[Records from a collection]

%%

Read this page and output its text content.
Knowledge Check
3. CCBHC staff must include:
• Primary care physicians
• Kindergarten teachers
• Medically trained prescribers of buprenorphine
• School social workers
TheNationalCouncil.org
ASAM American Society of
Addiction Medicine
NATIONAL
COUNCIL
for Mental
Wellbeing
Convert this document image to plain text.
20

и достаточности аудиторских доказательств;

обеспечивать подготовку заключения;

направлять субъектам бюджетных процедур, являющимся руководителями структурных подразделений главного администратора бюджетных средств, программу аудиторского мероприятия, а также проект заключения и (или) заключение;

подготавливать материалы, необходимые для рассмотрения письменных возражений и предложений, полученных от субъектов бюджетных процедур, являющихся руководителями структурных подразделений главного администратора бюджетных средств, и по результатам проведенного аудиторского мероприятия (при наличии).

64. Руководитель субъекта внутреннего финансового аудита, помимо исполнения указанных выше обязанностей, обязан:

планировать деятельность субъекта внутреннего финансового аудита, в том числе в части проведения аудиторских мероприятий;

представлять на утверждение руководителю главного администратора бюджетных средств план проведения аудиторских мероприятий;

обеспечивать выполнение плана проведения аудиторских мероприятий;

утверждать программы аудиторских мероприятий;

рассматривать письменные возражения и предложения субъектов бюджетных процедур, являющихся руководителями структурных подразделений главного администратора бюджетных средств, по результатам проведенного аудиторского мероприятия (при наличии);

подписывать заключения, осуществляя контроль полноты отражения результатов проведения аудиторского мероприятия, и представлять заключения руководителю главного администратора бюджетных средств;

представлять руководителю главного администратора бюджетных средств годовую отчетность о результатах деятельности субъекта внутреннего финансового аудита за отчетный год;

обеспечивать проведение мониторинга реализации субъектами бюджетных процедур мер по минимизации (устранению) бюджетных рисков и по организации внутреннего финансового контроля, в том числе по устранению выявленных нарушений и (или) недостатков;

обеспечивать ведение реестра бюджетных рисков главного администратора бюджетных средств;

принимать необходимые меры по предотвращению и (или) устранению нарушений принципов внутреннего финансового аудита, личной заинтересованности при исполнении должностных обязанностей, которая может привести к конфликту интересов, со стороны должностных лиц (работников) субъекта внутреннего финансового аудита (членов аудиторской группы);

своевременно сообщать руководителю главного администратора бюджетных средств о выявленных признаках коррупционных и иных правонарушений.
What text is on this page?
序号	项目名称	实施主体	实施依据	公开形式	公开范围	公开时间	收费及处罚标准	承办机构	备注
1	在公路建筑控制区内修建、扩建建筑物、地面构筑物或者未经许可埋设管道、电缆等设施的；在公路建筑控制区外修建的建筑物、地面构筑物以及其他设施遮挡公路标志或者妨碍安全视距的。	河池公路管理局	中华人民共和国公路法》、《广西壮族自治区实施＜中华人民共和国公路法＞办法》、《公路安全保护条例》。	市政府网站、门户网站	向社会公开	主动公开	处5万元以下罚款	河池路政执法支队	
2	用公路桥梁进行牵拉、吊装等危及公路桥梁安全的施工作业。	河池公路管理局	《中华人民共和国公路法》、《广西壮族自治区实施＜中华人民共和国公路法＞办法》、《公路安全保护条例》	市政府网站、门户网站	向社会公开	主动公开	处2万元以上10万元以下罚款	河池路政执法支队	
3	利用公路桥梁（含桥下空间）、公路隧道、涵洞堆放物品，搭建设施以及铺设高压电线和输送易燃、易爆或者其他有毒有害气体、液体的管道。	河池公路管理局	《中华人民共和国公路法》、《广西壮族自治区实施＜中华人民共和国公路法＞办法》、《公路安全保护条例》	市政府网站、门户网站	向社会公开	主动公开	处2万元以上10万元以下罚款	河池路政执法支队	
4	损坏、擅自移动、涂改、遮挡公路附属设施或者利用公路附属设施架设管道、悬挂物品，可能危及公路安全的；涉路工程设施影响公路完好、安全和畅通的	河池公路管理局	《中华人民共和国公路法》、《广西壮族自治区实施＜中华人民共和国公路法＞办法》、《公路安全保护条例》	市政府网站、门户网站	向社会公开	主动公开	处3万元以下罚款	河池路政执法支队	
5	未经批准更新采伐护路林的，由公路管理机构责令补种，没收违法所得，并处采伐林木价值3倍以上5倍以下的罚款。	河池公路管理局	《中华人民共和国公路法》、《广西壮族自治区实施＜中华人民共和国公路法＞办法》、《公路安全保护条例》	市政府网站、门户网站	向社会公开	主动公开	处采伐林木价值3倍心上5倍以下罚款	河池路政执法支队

%%

Task to carry out:
Print the records above in full, exactly.

Answer below:
Read this page and output its text content.
Knowledge Check
3. CCBHC staff must include:
• Primary care physicians
• Kindergarten teachers
• Medically trained prescribers of buprenorphine
• School social workers
TheNationalCouncil.org
ASAM American Society of
Addiction Medicine
NATIONAL
COUNCIL
for Mental
Wellbeing
Convert this document image to plain text.
20

и достаточности аудиторских доказательств;

обеспечивать подготовку заключения;

направлять субъектам бюджетных процедур, являющимся руководителями структурных подразделений главного администратора бюджетных средств, программу аудиторского мероприятия, а также проект заключения и (или) заключение;

подготавливать материалы, необходимые для рассмотрения письменных возражений и предложений, полученных от субъектов бюджетных процедур, являющихся руководителями структурных подразделений главного администратора бюджетных средств, и по результатам проведенного аудиторского мероприятия (при наличии).

64. Руководитель субъекта внутреннего финансового аудита, помимо исполнения указанных выше обязанностей, обязан:

планировать деятельность субъекта внутреннего финансового аудита, в том числе в части проведения аудиторских мероприятий;

представлять на утверждение руководителю главного администратора бюджетных средств план проведения аудиторских мероприятий;

обеспечивать выполнение плана проведения аудиторских мероприятий;

утверждать программы аудиторских мероприятий;

рассматривать письменные возражения и предложения субъектов бюджетных процедур, являющихся руководителями структурных подразделений главного администратора бюджетных средств, по результатам проведенного аудиторского мероприятия (при наличии);

подписывать заключения, осуществляя контроль полноты отражения результатов проведения аудиторского мероприятия, и представлять заключения руководителю главного администратора бюджетных средств;

представлять руководителю главного администратора бюджетных средств годовую отчетность о результатах деятельности субъекта внутреннего финансового аудита за отчетный год;

обеспечивать проведение мониторинга реализации субъектами бюджетных процедур мер по минимизации (устранению) бюджетных рисков и по организации внутреннего финансового контроля, в том числе по устранению выявленных нарушений и (или) недостатков;

обеспечивать ведение реестра бюджетных рисков главного администратора бюджетных средств;

принимать необходимые меры по предотвращению и (или) устранению нарушений принципов внутреннего финансового аудита, личной заинтересованности при исполнении должностных обязанностей, которая может привести к конфликту интересов, со стороны должностных лиц (работников) субъекта внутреннего финансового аудита (членов аудиторской группы);

своевременно сообщать руководителю главного администратора бюджетных средств о выявленных признаках коррупционных и иных правонарушений.
What text is on this page?
序号	项目名称	实施主体	实施依据	公开形式	公开范围	公开时间	收费及处罚标准	承办机构	备注
1	在公路建筑控制区内修建、扩建建筑物、地面构筑物或者未经许可埋设管道、电缆等设施的；在公路建筑控制区外修建的建筑物、地面构筑物以及其他设施遮挡公路标志或者妨碍安全视距的。	河池公路管理局	中华人民共和国公路法》、《广西壮族自治区实施＜中华人民共和国公路法＞办法》、《公路安全保护条例》。	市政府网站、门户网站	向社会公开	主动公开	处5万元以下罚款	河池路政执法支队	
2	用公路桥梁进行牵拉、吊装等危及公路桥梁安全的施工作业。	河池公路管理局	《中华人民共和国公路法》、《广西壮族自治区实施＜中华人民共和国公路法＞办法》、《公路安全保护条例》	市政府网站、门户网站	向社会公开	主动公开	处2万元以上10万元以下罚款	河池路政执法支队	
3	利用公路桥梁（含桥下空间）、公路隧道、涵洞堆放物品，搭建设施以及铺设高压电线和输送易燃、易爆或者其他有毒有害气体、液体的管道。	河池公路管理局	《中华人民共和国公路法》、《广西壮族自治区实施＜中华人民共和国公路法＞办法》、《公路安全保护条例》	市政府网站、门户网站	向社会公开	主动公开	处2万元以上10万元以下罚款	河池路政执法支队	
4	损坏、擅自移动、涂改、遮挡公路附属设施或者利用公路附属设施架设管道、悬挂物品，可能危及公路安全的；涉路工程设施影响公路完好、安全和畅通的	河池公路管理局	《中华人民共和国公路法》、《广西壮族自治区实施＜中华人民共和国公路法＞办法》、《公路安全保护条例》	市政府网站、门户网站	向社会公开	主动公开	处3万元以下罚款	河池路政执法支队	
5	未经批准更新采伐护路林的，由公路管理机构责令补种，没收违法所得，并处采伐林木价值3倍以上5倍以下的罚款。	河池公路管理局	《中华人民共和国公路法》、《广西壮族自治区实施＜中华人民共和国公路法＞办法》、《公路安全保护条例》	市政府网站、门户网站	向社会公开	主动公开	处采伐林木价值3倍心上5倍以下罚款	河池路政执法支队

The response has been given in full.